Stored items from a collection:
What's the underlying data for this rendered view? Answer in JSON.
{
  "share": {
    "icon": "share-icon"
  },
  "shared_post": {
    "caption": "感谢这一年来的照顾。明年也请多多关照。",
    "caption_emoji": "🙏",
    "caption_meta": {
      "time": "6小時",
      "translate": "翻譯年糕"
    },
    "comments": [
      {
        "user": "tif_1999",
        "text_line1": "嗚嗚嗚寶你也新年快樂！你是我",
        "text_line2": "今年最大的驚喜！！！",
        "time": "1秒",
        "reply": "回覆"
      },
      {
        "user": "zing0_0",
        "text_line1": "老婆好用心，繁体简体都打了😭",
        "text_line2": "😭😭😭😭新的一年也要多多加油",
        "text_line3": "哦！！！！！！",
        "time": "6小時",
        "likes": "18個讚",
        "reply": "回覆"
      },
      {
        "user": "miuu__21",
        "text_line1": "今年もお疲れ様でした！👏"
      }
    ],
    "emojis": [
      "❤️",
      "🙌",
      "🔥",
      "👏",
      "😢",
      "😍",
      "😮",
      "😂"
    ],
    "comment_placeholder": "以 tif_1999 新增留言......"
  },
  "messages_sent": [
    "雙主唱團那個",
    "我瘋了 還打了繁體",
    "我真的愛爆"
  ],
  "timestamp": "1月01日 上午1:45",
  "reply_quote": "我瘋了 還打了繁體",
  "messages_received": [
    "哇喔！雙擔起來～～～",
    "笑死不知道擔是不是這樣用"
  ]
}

---

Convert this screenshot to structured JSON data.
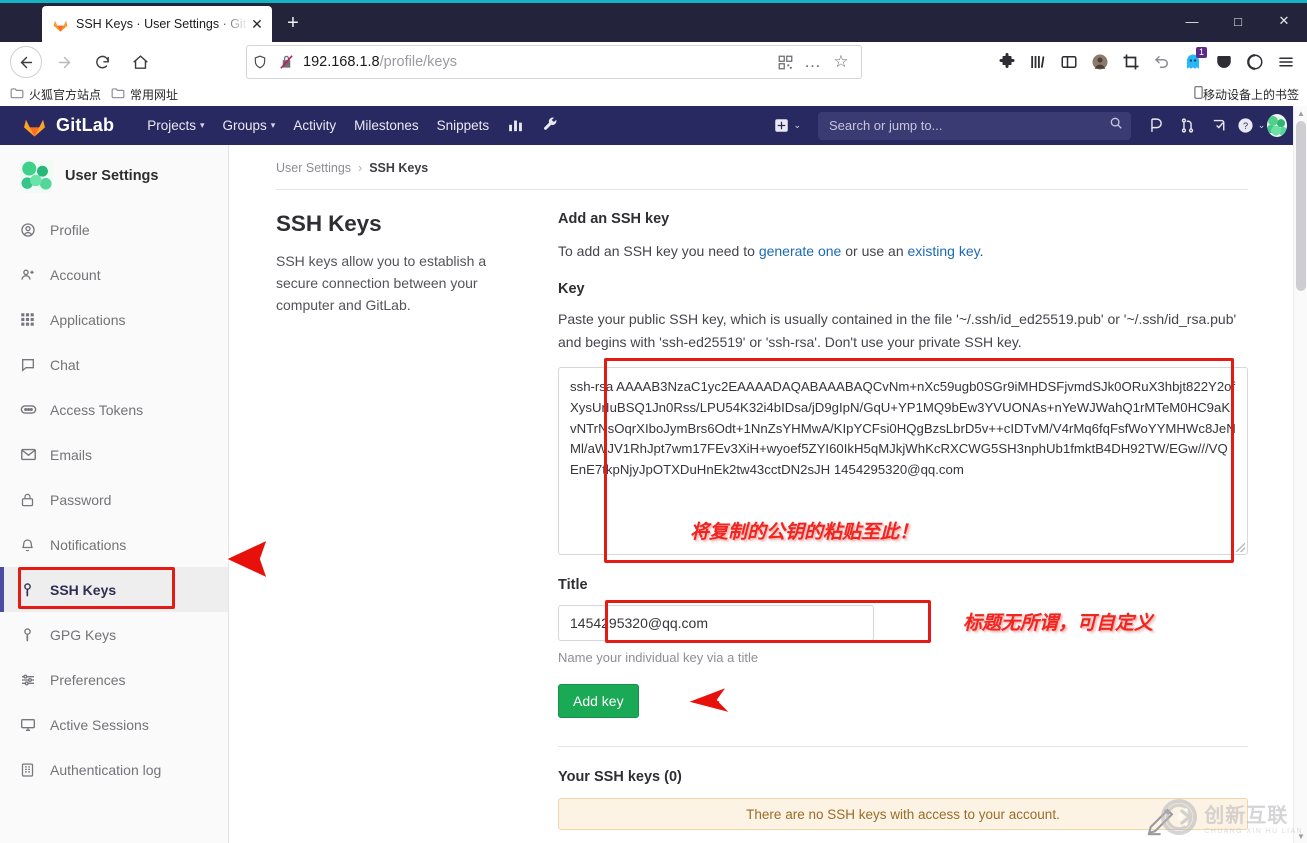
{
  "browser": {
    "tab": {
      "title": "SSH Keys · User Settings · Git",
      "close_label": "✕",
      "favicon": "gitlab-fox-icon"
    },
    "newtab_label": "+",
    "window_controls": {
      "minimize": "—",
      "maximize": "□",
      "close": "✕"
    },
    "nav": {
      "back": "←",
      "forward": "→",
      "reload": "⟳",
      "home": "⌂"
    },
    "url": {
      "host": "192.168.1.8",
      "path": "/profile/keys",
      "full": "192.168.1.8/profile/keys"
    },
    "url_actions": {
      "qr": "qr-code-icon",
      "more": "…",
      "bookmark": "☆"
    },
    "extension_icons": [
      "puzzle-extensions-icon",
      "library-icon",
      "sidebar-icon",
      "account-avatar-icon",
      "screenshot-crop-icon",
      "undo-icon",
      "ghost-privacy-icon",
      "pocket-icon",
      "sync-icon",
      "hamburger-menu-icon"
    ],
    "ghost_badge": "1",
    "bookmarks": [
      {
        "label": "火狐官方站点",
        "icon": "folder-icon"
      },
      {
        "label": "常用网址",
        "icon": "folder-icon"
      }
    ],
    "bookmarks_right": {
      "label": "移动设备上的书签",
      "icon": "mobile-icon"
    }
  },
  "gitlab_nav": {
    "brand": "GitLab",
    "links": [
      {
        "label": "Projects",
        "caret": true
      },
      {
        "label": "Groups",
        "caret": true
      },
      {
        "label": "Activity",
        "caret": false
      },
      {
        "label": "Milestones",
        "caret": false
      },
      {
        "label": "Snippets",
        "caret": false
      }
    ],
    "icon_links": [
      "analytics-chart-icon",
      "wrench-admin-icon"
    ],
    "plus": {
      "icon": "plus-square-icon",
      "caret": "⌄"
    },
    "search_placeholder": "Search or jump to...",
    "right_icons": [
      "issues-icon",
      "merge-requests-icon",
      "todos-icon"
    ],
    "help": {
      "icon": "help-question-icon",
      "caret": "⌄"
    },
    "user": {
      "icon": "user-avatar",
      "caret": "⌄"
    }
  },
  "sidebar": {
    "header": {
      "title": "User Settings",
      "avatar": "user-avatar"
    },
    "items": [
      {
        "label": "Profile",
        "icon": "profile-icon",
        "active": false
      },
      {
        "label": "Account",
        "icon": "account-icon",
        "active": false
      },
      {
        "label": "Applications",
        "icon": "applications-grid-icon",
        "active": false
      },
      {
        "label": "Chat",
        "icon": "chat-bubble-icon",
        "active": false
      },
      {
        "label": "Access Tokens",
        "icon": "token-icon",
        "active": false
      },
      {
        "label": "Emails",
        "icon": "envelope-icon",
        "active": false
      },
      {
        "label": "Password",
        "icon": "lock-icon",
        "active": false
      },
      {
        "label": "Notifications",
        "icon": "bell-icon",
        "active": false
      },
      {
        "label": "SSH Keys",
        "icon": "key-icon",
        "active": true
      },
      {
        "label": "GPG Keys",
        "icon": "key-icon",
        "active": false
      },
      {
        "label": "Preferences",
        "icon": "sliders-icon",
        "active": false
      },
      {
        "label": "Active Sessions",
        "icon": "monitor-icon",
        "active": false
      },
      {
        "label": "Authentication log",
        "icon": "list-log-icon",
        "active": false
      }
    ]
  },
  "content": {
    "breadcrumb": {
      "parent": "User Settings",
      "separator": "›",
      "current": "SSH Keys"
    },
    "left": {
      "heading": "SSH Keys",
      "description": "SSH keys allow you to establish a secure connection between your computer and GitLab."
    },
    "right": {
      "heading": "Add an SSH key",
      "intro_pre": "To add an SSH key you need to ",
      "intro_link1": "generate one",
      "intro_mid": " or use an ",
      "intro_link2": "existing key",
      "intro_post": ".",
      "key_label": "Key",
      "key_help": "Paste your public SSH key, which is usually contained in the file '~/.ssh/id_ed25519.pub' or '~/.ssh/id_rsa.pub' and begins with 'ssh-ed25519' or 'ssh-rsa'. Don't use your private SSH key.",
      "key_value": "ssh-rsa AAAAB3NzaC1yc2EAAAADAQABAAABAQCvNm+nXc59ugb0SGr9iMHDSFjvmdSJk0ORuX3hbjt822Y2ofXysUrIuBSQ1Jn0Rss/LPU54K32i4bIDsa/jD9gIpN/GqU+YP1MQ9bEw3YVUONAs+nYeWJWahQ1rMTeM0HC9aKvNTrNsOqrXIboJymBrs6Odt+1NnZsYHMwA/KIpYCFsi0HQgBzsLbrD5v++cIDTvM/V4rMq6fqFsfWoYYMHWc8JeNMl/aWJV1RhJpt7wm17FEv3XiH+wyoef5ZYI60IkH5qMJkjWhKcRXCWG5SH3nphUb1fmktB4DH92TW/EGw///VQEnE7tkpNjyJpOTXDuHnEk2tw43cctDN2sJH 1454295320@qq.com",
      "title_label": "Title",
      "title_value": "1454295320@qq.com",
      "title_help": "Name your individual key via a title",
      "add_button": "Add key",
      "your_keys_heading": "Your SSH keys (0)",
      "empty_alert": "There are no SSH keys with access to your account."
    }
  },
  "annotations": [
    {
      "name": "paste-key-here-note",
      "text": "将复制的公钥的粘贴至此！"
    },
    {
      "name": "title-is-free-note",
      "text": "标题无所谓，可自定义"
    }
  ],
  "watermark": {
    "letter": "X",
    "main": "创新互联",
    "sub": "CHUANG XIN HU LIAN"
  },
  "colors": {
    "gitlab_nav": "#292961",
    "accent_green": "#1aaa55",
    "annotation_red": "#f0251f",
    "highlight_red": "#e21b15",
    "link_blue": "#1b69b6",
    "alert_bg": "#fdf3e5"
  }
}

SHORT EXERCISE
Using the records above, copy every line that has the word "data" in it.

WRITTEN RESPONSE
What's the underlying data for this rendered view? Answer in JSON.
Convert this screenshot to structured JSON data.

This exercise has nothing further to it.